## PROBLEM TO SOLVE
Which lines below hold the word "万亩以上"? Report each one.

Data extracted from a collection:
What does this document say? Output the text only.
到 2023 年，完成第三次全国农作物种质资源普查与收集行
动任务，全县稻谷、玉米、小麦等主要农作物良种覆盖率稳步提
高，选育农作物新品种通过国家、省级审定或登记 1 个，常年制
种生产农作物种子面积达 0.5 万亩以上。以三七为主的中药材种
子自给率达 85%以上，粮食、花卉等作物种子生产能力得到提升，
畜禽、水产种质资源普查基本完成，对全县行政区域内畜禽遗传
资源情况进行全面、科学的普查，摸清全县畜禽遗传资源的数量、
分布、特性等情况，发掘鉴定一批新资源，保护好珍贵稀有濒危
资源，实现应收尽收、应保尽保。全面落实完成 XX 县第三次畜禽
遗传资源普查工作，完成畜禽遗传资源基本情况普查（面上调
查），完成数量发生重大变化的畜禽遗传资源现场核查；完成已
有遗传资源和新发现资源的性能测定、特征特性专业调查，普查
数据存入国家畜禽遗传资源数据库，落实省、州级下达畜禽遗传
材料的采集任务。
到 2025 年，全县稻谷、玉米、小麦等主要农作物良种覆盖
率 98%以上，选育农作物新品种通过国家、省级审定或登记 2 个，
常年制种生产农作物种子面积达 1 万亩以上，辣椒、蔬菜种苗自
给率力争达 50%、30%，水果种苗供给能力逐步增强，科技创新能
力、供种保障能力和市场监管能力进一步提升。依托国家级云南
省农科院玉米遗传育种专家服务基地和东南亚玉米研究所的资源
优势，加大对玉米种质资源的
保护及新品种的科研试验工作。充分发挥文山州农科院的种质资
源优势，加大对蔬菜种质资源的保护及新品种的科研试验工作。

* * *

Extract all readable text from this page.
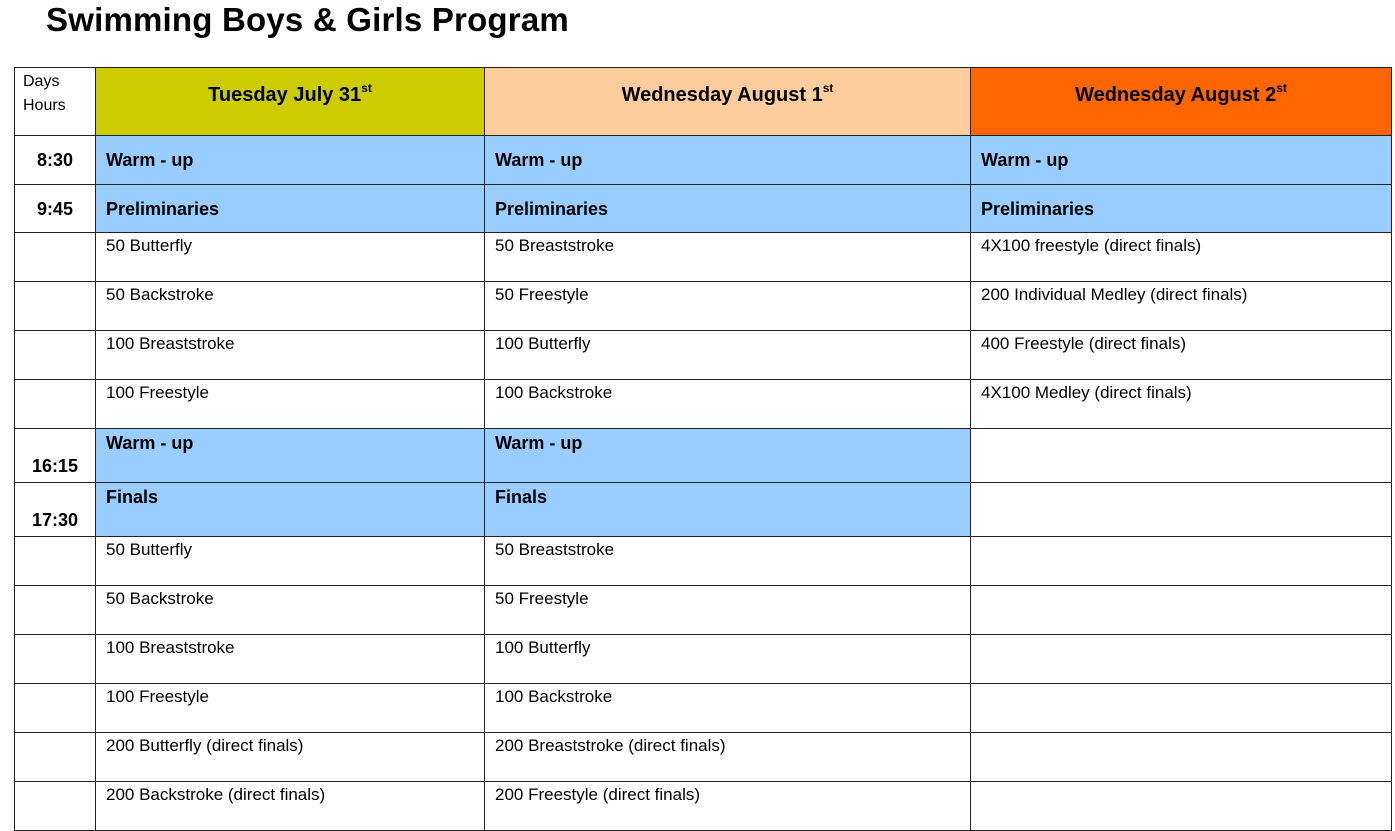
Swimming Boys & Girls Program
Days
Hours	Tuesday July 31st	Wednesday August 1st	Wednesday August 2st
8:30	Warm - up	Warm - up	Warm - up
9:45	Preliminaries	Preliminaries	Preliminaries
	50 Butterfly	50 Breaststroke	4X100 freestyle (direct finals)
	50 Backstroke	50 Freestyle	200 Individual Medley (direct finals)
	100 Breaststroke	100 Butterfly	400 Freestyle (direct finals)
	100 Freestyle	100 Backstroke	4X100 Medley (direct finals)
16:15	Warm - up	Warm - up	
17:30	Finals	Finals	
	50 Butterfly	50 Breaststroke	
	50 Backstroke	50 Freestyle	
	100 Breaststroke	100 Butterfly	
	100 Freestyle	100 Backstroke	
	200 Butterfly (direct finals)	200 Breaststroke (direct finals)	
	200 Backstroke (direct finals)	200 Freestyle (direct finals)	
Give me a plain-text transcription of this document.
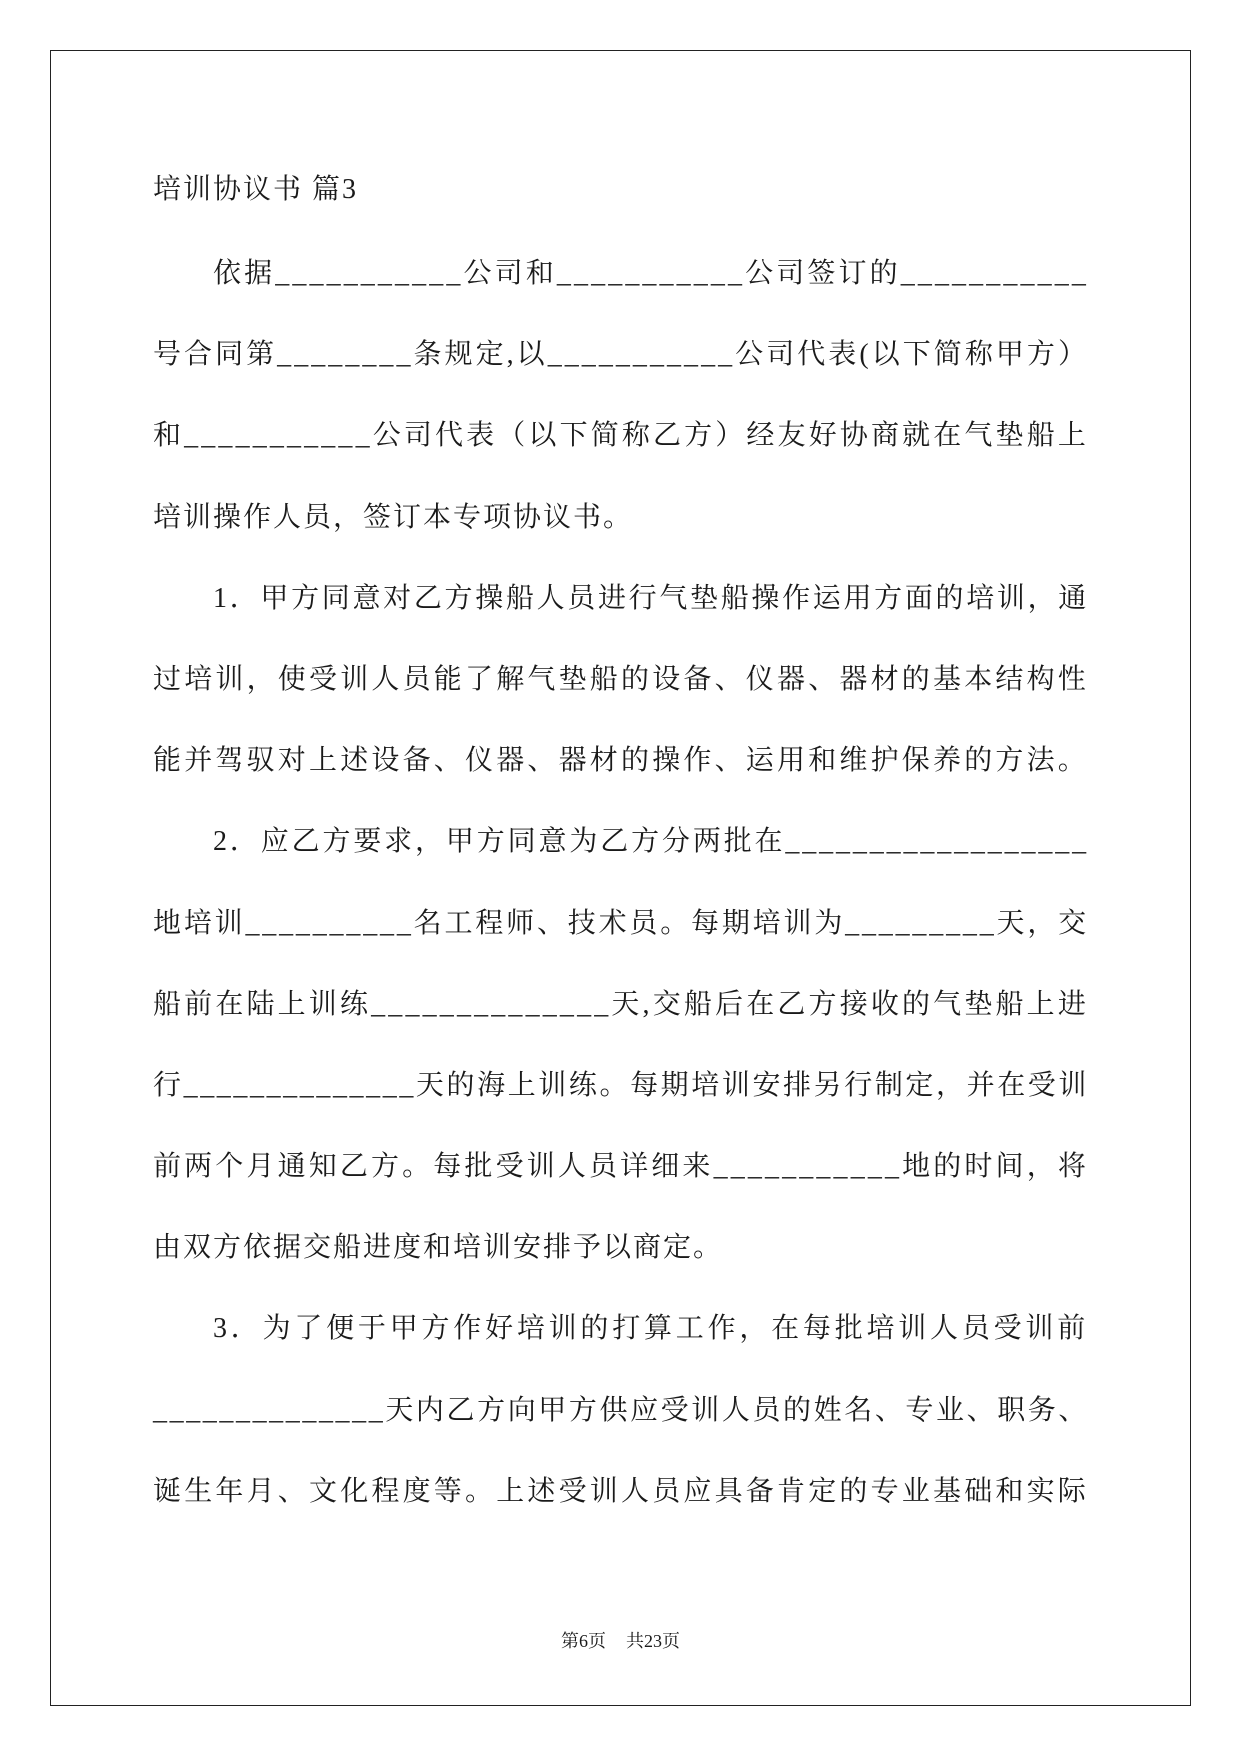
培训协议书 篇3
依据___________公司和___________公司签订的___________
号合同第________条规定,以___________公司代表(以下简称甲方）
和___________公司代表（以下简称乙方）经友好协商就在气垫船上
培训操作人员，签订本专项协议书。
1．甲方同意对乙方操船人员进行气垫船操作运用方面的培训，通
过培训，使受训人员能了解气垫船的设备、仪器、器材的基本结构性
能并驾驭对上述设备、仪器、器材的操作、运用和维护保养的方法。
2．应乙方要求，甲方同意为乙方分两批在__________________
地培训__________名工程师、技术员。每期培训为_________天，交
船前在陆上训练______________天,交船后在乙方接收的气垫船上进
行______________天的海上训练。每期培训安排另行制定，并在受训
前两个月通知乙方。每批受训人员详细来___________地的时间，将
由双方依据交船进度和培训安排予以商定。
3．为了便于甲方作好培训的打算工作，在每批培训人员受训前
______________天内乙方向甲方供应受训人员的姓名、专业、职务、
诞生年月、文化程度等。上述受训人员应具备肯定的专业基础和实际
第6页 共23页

## COMPLETED TASK
种生产农作物种子面积达 0.5 万亩以上。以三七为主的中药材种
常年制种生产农作物种子面积达 1 万亩以上，辣椒、蔬菜种苗自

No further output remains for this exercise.